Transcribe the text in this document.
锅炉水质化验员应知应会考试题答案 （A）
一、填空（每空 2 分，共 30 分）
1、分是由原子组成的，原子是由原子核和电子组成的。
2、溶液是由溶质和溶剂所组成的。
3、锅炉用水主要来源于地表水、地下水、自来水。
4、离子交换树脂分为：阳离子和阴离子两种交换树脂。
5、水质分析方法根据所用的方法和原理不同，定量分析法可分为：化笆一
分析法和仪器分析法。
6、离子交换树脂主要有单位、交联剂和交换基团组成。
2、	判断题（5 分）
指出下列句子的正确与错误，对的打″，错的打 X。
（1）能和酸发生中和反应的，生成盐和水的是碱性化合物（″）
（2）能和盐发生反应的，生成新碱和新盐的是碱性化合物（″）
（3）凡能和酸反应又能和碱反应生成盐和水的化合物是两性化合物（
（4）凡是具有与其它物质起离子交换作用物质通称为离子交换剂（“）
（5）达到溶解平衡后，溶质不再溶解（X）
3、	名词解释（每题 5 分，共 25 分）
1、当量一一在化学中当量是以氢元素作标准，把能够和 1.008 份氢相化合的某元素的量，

* _Given exercise_: Exact output of every entry is required.

* _Exercise output_:
Transcribe the text in this document.
锅炉水质化验员应知应会考试题答案 （A）
一、填空（每空 2 分，共 30 分）
1、分是由原子组成的，原子是由原子核和电子组成的。
2、溶液是由溶质和溶剂所组成的。
3、锅炉用水主要来源于地表水、地下水、自来水。
4、离子交换树脂分为：阳离子和阴离子两种交换树脂。
5、水质分析方法根据所用的方法和原理不同，定量分析法可分为：化笆一
分析法和仪器分析法。
6、离子交换树脂主要有单位、交联剂和交换基团组成。
2、	判断题（5 分）
指出下列句子的正确与错误，对的打″，错的打 X。
（1）能和酸发生中和反应的，生成盐和水的是碱性化合物（″）
（2）能和盐发生反应的，生成新碱和新盐的是碱性化合物（″）
（3）凡能和酸反应又能和碱反应生成盐和水的化合物是两性化合物（
（4）凡是具有与其它物质起离子交换作用物质通称为离子交换剂（“）
（5）达到溶解平衡后，溶质不再溶解（X）
3、	名词解释（每题 5 分，共 25 分）
1、当量一一在化学中当量是以氢元素作标准，把能够和 1.008 份氢相化合的某元素的量，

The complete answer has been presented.